# Requirements:
Determine which lines contain the word "định", then copy those lines.

# Records for the task:
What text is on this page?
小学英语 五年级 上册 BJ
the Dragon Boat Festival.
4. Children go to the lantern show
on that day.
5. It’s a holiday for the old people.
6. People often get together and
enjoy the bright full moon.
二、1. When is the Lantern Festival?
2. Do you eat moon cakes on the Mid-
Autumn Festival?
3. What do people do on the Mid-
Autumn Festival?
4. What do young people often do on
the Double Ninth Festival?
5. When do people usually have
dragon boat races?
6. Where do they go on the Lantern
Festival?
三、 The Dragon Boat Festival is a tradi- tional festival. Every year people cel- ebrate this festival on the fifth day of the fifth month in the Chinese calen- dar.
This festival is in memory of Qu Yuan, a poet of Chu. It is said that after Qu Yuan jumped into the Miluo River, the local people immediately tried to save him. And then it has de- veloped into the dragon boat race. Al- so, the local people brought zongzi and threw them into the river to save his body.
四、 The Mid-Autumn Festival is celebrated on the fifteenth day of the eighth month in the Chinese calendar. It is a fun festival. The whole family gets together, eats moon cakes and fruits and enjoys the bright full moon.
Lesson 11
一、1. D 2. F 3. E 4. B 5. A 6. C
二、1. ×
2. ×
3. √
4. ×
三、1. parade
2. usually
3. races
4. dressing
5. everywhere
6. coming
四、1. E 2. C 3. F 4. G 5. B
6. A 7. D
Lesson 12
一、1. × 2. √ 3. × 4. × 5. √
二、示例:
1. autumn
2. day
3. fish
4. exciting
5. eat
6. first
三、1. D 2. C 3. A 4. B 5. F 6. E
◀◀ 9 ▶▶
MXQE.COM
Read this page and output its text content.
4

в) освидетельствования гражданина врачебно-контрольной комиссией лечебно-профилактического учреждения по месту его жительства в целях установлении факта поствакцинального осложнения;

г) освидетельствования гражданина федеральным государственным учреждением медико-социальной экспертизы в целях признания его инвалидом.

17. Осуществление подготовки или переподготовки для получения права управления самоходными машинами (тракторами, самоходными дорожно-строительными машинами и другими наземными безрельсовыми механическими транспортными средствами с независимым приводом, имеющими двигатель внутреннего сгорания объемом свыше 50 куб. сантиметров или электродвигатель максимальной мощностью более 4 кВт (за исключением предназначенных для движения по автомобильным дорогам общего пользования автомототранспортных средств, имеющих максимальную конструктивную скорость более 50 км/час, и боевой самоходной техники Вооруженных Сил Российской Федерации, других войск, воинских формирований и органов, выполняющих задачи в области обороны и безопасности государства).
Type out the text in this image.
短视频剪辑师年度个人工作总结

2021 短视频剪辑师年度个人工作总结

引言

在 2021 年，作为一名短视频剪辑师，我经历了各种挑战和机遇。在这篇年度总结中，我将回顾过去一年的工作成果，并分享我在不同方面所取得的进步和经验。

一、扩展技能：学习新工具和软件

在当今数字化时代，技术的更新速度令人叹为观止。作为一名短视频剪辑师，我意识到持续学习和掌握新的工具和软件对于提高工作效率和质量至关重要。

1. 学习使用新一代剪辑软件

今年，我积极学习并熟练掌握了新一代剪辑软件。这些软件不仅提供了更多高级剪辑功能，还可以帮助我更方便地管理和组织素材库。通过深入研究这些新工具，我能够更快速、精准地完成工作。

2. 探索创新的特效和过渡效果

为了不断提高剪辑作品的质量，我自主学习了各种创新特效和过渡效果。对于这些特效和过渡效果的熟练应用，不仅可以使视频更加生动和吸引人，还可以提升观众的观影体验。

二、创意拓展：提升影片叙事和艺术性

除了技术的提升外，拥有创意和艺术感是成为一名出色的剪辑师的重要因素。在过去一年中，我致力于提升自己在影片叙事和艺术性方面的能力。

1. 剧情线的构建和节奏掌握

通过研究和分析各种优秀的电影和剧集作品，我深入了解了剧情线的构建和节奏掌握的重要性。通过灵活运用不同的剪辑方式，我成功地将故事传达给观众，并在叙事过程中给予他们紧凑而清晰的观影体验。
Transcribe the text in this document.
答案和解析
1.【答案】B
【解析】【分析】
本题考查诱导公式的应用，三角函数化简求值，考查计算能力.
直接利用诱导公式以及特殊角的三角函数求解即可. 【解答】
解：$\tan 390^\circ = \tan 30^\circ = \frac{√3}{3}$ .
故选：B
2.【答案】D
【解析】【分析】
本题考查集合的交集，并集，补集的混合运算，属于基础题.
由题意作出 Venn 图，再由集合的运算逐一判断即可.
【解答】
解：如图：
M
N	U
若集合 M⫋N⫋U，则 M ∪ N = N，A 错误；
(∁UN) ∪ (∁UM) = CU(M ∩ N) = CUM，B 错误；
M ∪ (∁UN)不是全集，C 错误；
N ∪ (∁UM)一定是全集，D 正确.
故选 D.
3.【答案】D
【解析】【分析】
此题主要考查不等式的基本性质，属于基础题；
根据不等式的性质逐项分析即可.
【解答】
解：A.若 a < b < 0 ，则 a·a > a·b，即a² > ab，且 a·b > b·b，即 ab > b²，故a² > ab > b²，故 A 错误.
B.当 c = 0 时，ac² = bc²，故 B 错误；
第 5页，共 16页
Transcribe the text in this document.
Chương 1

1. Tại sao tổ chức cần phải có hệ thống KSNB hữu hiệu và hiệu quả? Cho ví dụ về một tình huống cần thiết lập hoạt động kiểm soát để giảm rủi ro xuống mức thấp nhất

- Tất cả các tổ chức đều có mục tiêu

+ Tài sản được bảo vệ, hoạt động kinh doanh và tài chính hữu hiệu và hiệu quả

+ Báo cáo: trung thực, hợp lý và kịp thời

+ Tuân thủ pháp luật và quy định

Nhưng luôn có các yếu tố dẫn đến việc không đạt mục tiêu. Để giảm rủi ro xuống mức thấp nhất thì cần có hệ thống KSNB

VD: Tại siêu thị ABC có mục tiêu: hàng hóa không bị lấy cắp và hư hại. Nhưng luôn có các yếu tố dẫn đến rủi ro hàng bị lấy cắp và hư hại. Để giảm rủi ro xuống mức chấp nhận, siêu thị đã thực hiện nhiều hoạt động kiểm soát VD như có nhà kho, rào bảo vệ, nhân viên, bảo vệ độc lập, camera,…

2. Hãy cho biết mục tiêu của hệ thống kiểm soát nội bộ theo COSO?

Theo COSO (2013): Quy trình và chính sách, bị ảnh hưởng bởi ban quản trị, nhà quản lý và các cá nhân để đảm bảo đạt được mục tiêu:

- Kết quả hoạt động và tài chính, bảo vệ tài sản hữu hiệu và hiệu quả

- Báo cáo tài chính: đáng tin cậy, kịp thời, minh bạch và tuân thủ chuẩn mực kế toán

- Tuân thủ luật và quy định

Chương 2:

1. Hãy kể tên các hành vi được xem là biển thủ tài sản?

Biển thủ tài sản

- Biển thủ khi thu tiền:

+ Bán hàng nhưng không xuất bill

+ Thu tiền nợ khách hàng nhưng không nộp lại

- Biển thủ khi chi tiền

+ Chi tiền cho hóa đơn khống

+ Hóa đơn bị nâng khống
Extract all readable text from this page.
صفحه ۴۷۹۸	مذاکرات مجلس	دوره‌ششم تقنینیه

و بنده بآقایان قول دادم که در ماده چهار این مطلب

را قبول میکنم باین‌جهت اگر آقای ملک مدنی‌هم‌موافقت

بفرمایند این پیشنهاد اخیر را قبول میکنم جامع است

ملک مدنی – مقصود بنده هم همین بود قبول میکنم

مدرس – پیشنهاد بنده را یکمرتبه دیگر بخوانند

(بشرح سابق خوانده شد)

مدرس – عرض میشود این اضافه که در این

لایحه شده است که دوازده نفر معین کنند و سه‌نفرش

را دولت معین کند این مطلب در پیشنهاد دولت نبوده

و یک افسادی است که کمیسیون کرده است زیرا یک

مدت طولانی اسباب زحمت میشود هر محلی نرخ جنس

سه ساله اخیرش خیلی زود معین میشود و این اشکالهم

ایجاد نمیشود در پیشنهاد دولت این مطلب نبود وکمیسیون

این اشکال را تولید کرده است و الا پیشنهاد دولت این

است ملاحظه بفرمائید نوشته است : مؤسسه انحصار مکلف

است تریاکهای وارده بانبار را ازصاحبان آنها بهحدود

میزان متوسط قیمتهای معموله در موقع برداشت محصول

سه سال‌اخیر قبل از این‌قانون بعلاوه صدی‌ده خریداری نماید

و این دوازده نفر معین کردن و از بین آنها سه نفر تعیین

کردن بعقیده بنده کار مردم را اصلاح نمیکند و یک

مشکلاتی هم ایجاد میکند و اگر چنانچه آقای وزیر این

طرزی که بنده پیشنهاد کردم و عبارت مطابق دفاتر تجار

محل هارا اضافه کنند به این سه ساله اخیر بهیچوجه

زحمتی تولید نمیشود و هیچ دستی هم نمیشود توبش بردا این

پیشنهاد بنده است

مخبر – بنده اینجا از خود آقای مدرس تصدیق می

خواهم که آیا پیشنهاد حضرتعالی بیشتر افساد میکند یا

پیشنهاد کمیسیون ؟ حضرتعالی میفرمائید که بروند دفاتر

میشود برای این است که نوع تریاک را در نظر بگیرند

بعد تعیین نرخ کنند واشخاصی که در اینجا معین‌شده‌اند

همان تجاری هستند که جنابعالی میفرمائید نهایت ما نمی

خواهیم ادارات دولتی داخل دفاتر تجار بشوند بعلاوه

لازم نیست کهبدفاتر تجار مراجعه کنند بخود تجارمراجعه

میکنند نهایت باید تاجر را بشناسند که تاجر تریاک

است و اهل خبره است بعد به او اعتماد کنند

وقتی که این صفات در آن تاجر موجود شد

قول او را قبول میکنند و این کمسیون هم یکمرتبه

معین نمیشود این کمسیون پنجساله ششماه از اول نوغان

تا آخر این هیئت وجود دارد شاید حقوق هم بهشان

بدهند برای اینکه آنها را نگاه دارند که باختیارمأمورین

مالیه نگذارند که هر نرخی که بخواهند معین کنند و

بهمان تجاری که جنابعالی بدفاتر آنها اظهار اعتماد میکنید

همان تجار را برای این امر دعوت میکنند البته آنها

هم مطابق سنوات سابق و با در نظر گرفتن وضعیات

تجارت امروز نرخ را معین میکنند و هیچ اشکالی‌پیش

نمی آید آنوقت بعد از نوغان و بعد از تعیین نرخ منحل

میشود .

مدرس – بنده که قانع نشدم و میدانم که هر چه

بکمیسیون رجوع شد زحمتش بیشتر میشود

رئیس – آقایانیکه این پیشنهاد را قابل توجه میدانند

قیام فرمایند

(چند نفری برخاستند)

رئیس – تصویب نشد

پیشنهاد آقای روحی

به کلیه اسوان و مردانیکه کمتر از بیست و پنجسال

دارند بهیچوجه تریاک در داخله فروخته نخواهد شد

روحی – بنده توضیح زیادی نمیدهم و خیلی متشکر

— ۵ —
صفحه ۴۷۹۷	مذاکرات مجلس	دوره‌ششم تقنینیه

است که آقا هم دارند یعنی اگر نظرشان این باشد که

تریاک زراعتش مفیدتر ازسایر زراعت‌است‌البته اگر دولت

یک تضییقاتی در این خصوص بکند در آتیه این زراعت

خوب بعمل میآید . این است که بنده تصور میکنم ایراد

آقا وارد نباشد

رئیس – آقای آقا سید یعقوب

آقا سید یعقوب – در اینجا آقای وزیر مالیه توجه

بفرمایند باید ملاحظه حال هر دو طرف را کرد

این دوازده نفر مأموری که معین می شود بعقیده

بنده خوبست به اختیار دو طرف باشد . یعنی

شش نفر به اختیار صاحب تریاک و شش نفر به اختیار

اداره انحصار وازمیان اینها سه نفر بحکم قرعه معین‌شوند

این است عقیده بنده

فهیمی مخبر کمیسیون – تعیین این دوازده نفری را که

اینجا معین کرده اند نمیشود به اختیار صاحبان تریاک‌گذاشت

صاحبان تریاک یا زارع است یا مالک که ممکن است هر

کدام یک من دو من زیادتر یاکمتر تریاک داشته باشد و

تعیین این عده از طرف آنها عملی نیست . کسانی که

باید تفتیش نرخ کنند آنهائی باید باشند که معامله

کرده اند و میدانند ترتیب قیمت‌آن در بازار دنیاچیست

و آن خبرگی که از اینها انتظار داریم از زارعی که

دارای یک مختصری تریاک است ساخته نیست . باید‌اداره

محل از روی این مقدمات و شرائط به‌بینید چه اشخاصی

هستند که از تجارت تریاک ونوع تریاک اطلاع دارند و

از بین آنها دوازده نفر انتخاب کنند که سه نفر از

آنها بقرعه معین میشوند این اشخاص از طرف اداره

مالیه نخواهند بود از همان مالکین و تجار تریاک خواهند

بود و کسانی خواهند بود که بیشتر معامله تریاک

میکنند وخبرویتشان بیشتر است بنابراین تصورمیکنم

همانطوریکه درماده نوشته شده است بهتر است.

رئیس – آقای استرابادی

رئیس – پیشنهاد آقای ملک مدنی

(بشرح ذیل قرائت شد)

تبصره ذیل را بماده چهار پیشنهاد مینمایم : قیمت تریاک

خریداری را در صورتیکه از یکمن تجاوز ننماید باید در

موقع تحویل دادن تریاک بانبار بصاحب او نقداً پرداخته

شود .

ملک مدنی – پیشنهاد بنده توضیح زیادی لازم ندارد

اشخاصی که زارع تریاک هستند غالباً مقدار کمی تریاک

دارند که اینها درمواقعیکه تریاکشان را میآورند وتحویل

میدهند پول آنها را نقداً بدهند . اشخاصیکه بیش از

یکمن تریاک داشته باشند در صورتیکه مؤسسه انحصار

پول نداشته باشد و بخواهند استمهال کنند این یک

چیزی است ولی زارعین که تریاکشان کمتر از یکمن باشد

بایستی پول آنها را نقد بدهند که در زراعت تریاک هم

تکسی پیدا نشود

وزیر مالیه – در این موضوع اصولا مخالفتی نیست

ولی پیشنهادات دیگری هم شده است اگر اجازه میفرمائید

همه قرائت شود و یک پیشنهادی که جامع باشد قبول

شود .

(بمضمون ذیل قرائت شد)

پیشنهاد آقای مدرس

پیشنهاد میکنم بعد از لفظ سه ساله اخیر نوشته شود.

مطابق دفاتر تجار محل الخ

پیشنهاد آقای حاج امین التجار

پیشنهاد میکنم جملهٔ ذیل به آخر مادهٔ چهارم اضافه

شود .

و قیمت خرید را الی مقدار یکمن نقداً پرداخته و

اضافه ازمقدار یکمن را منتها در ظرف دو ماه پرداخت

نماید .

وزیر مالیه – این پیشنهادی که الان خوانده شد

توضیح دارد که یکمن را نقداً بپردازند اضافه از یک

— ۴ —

# Answer:
+ Tuân thủ pháp luật và quy định
- Tuân thủ luật và quy định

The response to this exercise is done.